** TASK BRIEF **
Gather each line containing the string "anémie" from these entries.

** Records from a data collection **
########

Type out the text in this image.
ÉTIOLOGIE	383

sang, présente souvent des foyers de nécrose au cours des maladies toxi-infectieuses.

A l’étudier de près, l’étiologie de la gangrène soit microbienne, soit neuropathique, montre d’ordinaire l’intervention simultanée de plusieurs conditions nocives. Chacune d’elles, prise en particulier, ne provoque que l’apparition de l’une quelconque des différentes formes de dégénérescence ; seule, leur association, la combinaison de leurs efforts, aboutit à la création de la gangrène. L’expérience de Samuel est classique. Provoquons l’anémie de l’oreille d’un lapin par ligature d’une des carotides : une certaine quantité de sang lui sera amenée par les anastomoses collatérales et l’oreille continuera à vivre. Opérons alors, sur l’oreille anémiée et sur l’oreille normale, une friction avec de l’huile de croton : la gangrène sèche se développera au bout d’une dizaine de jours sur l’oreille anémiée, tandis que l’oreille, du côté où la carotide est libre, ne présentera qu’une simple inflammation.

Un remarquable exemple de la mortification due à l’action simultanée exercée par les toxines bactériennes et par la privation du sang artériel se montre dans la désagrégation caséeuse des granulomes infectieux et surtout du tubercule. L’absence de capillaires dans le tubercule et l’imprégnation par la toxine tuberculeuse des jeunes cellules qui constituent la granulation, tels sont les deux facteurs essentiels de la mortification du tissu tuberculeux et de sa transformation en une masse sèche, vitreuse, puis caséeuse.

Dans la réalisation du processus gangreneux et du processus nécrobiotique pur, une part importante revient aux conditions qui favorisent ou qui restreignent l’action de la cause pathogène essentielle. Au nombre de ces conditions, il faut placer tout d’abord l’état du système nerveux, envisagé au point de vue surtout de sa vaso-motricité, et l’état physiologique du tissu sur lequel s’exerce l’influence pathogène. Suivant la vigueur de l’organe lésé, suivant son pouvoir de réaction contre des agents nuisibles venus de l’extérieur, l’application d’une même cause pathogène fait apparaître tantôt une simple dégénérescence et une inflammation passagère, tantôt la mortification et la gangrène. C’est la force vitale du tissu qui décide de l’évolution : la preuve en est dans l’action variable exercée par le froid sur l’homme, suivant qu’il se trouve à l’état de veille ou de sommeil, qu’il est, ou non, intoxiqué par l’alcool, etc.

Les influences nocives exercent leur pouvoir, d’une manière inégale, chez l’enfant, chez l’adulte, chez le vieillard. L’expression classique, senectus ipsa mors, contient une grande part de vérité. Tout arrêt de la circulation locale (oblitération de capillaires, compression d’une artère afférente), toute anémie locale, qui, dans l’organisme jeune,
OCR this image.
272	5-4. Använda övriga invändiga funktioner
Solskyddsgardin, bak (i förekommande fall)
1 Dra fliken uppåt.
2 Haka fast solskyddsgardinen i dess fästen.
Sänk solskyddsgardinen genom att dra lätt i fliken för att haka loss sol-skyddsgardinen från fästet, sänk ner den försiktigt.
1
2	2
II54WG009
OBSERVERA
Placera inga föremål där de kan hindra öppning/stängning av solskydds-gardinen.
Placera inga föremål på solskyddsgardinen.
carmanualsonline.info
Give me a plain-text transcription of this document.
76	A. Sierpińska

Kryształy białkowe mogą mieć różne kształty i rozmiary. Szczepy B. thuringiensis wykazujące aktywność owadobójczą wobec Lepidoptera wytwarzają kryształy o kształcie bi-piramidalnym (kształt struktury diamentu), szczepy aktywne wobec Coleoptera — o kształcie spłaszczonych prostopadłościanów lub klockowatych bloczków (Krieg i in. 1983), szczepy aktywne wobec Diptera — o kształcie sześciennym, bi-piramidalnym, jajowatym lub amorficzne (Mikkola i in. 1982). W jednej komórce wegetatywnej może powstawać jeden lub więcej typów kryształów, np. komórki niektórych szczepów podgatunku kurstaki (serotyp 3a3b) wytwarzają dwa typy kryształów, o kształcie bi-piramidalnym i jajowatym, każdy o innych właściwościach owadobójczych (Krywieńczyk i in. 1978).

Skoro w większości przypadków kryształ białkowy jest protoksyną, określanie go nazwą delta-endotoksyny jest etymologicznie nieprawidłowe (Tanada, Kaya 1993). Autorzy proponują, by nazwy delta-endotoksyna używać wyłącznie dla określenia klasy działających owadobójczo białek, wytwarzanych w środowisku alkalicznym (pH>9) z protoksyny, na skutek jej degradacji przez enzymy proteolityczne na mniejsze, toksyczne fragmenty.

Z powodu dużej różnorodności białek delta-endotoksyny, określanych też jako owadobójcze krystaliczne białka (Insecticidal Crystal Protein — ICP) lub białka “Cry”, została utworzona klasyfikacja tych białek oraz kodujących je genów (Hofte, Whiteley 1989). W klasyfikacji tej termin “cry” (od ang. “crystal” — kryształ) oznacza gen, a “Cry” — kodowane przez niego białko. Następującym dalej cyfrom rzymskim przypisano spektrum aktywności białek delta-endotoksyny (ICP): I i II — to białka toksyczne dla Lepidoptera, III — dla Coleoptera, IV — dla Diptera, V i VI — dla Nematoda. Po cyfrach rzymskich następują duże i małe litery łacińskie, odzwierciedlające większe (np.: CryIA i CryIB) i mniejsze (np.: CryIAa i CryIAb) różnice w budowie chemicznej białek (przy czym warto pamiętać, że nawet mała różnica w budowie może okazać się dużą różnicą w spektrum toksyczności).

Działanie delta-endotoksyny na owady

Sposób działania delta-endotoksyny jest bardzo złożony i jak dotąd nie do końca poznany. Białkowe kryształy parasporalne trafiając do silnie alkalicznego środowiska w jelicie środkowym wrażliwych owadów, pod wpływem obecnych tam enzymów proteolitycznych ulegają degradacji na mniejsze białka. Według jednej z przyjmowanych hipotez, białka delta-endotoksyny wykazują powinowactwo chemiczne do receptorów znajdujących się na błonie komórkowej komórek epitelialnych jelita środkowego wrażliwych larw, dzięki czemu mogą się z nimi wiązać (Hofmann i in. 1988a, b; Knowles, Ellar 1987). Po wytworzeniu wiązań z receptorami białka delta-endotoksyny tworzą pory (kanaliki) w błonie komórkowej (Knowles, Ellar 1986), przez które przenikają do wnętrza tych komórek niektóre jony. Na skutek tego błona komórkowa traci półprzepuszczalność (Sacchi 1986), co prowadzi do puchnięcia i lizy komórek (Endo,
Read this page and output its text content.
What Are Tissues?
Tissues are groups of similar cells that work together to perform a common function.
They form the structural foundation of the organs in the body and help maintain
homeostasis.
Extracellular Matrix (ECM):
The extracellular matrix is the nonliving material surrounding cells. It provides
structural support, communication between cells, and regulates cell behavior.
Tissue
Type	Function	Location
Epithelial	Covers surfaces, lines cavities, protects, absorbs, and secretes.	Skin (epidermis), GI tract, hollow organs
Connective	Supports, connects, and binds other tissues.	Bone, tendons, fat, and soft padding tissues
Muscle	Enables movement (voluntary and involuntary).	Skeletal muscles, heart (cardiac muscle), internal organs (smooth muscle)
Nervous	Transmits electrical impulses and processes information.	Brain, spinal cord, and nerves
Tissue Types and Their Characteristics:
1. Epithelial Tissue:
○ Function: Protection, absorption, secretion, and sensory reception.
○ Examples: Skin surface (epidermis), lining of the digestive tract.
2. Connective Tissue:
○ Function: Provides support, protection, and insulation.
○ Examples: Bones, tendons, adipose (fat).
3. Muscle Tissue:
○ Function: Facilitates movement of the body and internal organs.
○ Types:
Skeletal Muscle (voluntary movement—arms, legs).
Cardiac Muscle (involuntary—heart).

########

** COMPLETED TASK **
A l’étudier de près, l’étiologie de la gangrène soit microbienne, soit neuropathique, montre d’ordinaire l’intervention simultanée de plusieurs conditions nocives. Chacune d’elles, prise en particulier, ne provoque que l’apparition de l’une quelconque des différentes formes de dégénérescence ; seule, leur association, la combinaison de leurs efforts, aboutit à la création de la gangrène. L’expérience de Samuel est classique. Provoquons l’anémie de l’oreille d’un lapin par ligature d’une des carotides : une certaine quantité de sang lui sera amenée par les anastomoses collatérales et l’oreille continuera à vivre. Opérons alors, sur l’oreille anémiée et sur l’oreille normale, une friction avec de l’huile de croton : la gangrène sèche se développera au bout d’une dizaine de jours sur l’oreille anémiée, tandis que l’oreille, du côté où la carotide est libre, ne présentera qu’une simple inflammation.
Les influences nocives exercent leur pouvoir, d’une manière inégale, chez l’enfant, chez l’adulte, chez le vieillard. L’expression classique, senectus ipsa mors, contient une grande part de vérité. Tout arrêt de la circulation locale (oblitération de capillaires, compression d’une artère afférente), toute anémie locale, qui, dans l’organisme jeune,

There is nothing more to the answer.